* **Dataset rows**:

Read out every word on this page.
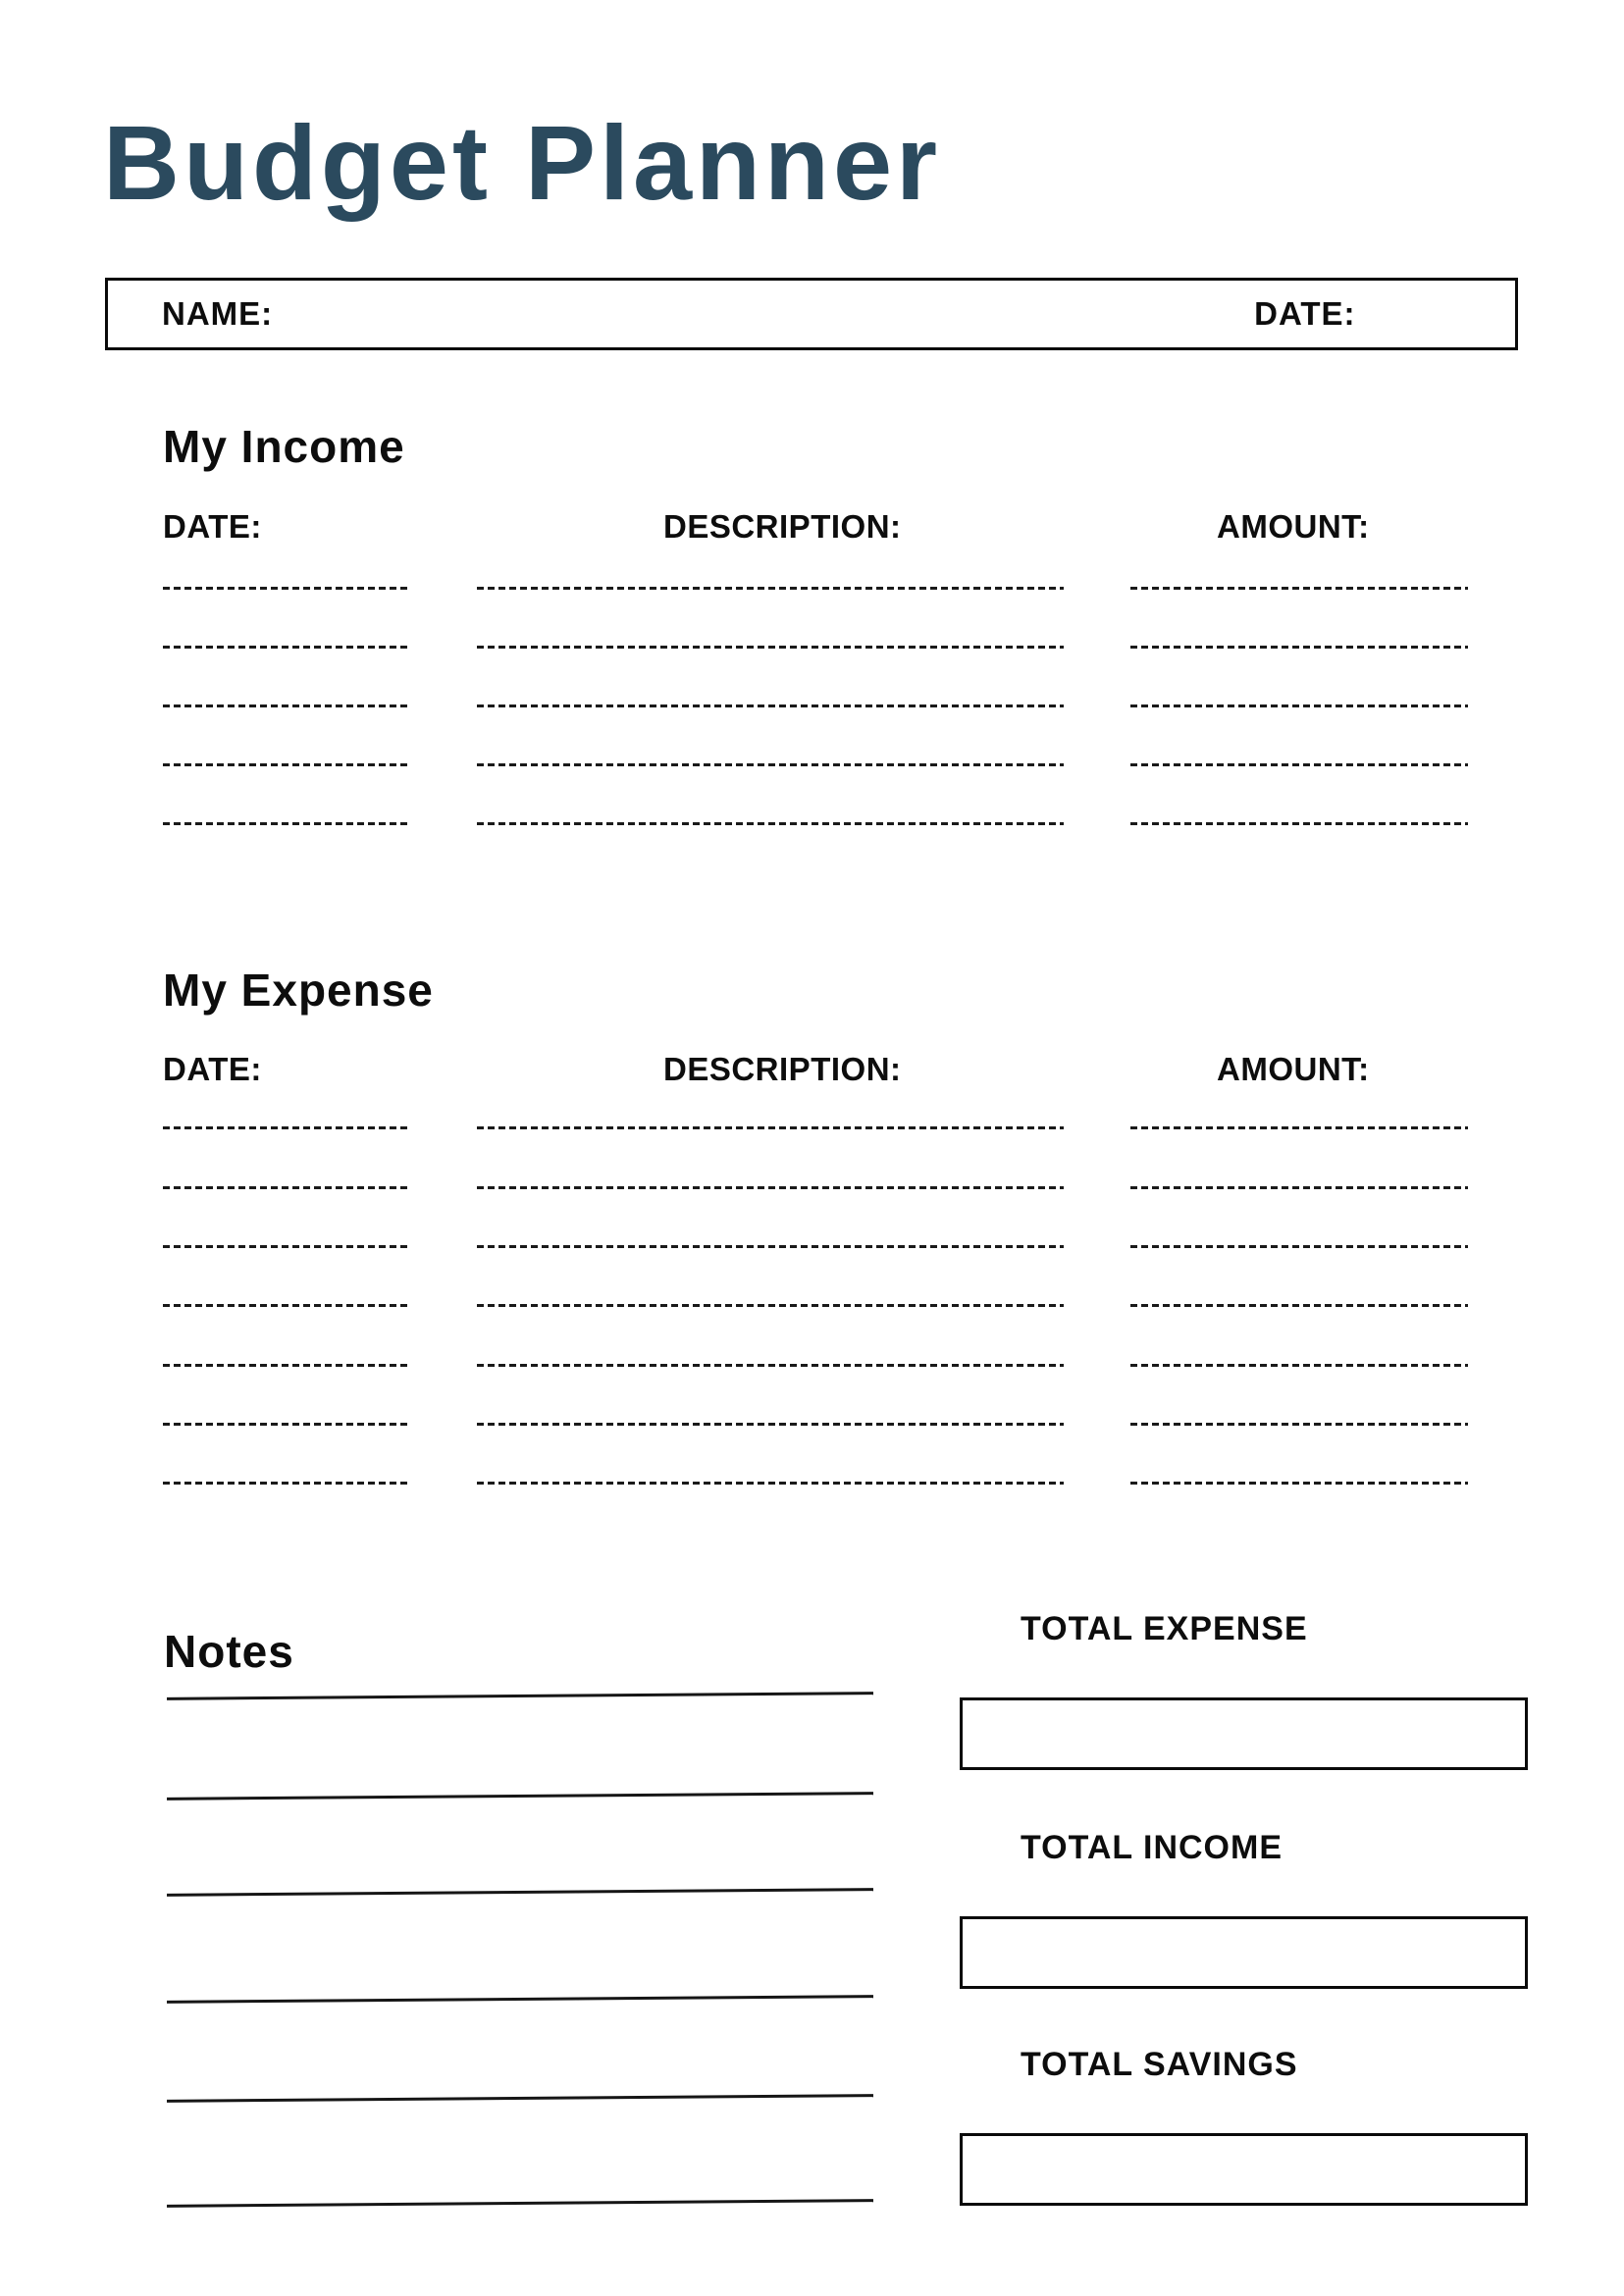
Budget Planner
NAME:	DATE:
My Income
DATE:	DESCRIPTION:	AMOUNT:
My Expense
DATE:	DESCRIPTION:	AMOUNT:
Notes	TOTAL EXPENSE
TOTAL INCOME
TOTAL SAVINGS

* **The task**:
Tally the lines of the listing that include "TOTAL". Reply with nothing but the count.

* **Worked answer**:
3